Prompt:
Can you quote exactly the stretch of lines from the one with "What data populates" through the final line of the material, both ends included?

Extracted records:
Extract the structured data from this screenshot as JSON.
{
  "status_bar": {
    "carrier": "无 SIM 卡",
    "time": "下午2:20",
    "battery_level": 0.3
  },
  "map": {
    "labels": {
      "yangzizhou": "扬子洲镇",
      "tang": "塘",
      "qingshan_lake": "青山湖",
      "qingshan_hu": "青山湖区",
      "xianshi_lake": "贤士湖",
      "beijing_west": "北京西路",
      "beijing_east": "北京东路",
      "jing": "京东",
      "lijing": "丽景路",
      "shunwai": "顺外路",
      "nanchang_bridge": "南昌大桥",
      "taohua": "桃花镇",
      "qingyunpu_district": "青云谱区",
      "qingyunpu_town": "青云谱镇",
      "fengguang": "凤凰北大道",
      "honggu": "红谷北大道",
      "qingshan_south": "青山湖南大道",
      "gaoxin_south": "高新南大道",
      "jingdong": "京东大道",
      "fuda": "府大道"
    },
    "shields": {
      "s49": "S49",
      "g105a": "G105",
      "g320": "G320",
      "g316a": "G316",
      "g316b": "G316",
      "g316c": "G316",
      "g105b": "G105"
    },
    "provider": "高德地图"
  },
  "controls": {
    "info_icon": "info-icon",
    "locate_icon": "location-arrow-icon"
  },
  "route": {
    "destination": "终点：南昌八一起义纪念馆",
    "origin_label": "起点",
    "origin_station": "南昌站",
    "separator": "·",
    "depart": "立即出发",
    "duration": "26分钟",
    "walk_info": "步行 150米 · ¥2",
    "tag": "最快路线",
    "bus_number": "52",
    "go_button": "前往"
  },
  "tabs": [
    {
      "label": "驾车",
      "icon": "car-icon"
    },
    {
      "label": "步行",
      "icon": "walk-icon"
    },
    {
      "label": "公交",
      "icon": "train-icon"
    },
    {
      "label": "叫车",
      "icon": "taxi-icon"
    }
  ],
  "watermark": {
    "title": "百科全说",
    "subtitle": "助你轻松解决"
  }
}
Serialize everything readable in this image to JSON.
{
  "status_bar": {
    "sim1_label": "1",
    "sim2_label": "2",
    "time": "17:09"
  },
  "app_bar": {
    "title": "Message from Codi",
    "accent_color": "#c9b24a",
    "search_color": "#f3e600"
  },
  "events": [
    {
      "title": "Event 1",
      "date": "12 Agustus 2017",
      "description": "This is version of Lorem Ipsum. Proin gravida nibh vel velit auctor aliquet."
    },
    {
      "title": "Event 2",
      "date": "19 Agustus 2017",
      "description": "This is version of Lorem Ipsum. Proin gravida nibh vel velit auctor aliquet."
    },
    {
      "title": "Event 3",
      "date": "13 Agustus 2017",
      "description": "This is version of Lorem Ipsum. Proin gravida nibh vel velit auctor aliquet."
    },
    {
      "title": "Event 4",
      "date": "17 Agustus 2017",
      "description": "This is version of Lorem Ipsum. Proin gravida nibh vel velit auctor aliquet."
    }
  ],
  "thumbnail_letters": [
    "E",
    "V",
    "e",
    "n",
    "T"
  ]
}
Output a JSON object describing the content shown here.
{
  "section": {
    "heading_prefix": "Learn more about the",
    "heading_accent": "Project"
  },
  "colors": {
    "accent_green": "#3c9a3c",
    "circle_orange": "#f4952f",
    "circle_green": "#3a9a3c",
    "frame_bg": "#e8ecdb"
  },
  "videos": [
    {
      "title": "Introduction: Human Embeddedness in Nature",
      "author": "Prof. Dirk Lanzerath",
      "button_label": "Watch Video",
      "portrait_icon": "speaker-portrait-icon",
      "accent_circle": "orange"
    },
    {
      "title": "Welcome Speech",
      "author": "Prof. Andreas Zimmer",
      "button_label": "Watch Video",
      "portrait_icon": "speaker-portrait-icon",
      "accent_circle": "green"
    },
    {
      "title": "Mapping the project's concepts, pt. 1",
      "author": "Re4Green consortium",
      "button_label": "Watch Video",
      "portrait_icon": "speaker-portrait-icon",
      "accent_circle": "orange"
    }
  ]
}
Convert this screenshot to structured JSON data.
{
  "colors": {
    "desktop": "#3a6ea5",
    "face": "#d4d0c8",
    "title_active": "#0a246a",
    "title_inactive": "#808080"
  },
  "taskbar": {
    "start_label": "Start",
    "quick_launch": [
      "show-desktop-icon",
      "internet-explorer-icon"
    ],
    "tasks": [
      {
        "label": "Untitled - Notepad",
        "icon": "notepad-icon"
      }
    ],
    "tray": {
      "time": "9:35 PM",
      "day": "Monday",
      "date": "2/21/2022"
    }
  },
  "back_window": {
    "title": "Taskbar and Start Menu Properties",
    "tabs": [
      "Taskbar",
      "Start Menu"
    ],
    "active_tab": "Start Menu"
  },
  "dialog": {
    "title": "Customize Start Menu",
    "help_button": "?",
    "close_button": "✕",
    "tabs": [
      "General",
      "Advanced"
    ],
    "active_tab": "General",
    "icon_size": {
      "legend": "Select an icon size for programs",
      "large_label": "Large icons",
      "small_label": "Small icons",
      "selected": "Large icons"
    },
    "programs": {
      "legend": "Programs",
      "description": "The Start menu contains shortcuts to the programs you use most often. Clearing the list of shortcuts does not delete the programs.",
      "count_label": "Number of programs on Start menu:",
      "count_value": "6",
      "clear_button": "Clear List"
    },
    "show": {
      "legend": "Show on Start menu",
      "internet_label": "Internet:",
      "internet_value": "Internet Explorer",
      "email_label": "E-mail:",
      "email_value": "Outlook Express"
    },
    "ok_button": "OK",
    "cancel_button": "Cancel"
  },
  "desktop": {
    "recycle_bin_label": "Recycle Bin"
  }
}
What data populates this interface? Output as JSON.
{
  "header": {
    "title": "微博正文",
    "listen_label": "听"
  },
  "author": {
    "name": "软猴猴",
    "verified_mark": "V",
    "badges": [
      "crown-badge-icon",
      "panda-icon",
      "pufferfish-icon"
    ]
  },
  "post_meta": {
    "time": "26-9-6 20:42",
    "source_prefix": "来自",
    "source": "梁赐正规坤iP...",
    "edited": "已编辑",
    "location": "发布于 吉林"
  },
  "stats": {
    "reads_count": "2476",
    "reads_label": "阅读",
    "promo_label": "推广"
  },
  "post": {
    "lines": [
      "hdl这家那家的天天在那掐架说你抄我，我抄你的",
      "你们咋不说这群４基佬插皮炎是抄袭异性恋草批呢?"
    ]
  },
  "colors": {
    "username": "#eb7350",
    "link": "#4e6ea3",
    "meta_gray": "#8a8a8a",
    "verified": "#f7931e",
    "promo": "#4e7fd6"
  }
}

Worked solution:
What data populates this interface? Output as JSON.
{
  "header": {
    "title": "微博正文",
    "listen_label": "听"
  },
  "author": {
    "name": "软猴猴",
    "verified_mark": "V",
    "badges": [
      "crown-badge-icon",
      "panda-icon",
      "pufferfish-icon"
    ]
  },
  "post_meta": {
    "time": "26-9-6 20:42",
    "source_prefix": "来自",
    "source": "梁赐正规坤iP...",
    "edited": "已编辑",
    "location": "发布于 吉林"
  },
  "stats": {
    "reads_count": "2476",
    "reads_label": "阅读",
    "promo_label": "推广"
  },
  "post": {
    "lines": [
      "hdl这家那家的天天在那掐架说你抄我，我抄你的",
      "你们咋不说这群４基佬插皮炎是抄袭异性恋草批呢?"
    ]
  },
  "colors": {
    "username": "#eb7350",
    "link": "#4e6ea3",
    "meta_gray": "#8a8a8a",
    "verified": "#f7931e",
    "promo": "#4e7fd6"
  }
}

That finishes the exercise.